What you have to do: Copy everything from the start of the records down to the line containing "button[interactable]: C xyxy=(152,93,186,111)", substituting "tablet" for "phone" and leaving the rest unchanged.

Records for processing:
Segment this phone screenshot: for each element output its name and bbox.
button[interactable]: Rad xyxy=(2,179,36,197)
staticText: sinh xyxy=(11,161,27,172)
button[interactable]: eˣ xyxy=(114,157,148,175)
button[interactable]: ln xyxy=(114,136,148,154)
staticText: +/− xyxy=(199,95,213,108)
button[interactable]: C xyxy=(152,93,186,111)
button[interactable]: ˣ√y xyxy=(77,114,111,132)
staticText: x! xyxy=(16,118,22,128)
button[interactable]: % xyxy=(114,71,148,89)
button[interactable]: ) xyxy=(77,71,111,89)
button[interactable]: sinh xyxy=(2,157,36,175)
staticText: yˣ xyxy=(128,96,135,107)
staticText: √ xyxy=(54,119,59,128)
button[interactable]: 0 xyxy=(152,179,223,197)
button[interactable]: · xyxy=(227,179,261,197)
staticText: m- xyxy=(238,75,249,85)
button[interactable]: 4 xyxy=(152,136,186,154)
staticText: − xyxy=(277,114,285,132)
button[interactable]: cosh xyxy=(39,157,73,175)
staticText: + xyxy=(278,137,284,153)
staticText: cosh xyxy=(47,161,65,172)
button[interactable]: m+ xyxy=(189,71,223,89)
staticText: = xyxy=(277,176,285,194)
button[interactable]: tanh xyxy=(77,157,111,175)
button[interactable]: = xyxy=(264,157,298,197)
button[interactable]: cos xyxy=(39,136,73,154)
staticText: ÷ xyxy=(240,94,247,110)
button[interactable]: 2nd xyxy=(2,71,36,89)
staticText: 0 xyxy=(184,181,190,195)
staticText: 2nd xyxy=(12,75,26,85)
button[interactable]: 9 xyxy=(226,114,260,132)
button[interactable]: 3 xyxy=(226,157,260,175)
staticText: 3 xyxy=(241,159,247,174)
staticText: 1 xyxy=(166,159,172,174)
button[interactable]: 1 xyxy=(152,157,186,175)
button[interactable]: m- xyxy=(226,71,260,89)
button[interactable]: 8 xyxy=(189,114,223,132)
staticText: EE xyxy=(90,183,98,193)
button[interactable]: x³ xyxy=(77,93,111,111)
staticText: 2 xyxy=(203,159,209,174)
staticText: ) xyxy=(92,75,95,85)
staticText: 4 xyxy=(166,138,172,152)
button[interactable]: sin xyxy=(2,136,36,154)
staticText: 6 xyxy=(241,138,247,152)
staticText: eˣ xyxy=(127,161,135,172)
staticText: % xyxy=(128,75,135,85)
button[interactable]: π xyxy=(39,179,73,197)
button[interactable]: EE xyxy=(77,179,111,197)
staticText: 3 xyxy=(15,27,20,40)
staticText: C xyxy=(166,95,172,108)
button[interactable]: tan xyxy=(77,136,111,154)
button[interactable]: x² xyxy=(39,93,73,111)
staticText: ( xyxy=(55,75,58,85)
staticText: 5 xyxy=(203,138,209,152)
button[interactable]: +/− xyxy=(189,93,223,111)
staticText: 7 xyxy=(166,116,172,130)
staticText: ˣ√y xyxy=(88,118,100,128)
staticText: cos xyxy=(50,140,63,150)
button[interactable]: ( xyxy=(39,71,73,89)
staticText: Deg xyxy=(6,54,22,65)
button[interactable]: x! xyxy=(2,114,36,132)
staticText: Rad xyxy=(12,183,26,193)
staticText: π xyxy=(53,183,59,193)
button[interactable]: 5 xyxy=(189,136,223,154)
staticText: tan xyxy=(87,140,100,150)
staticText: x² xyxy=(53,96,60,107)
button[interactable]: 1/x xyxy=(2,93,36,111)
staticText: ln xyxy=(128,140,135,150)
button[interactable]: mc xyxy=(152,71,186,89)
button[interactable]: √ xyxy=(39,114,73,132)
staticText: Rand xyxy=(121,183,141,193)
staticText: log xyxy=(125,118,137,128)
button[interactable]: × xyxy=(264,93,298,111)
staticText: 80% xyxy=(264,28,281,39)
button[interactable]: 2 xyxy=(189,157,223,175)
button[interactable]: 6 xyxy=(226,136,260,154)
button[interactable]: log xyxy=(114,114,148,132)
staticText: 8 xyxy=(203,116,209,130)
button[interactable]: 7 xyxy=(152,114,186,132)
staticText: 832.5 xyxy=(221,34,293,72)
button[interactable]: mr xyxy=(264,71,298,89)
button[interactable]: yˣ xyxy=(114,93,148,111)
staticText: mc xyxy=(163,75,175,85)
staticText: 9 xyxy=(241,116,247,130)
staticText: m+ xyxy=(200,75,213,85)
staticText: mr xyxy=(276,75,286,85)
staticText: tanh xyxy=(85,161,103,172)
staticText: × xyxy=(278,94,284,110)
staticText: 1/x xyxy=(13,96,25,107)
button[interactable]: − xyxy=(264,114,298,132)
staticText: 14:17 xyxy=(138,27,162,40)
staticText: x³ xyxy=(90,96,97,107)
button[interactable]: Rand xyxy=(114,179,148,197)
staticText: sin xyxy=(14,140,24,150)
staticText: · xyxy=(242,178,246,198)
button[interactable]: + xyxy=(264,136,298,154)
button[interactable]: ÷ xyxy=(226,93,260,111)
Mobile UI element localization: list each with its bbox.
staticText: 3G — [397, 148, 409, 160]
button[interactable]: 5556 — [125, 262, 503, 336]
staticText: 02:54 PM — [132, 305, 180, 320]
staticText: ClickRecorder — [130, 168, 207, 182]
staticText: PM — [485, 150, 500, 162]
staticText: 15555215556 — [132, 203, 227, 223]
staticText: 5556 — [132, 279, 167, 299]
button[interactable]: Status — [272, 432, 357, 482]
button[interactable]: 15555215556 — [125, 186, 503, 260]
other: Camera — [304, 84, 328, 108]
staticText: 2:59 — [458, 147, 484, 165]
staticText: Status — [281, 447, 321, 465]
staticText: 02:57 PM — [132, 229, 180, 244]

Written response:
Segment this tablet screenshot: for each element output its name and bbox.
button[interactable]: Rad xyxy=(2,179,36,197)
staticText: sinh xyxy=(11,161,27,172)
button[interactable]: eˣ xyxy=(114,157,148,175)
button[interactable]: ln xyxy=(114,136,148,154)
staticText: +/− xyxy=(199,95,213,108)
button[interactable]: C xyxy=(152,93,186,111)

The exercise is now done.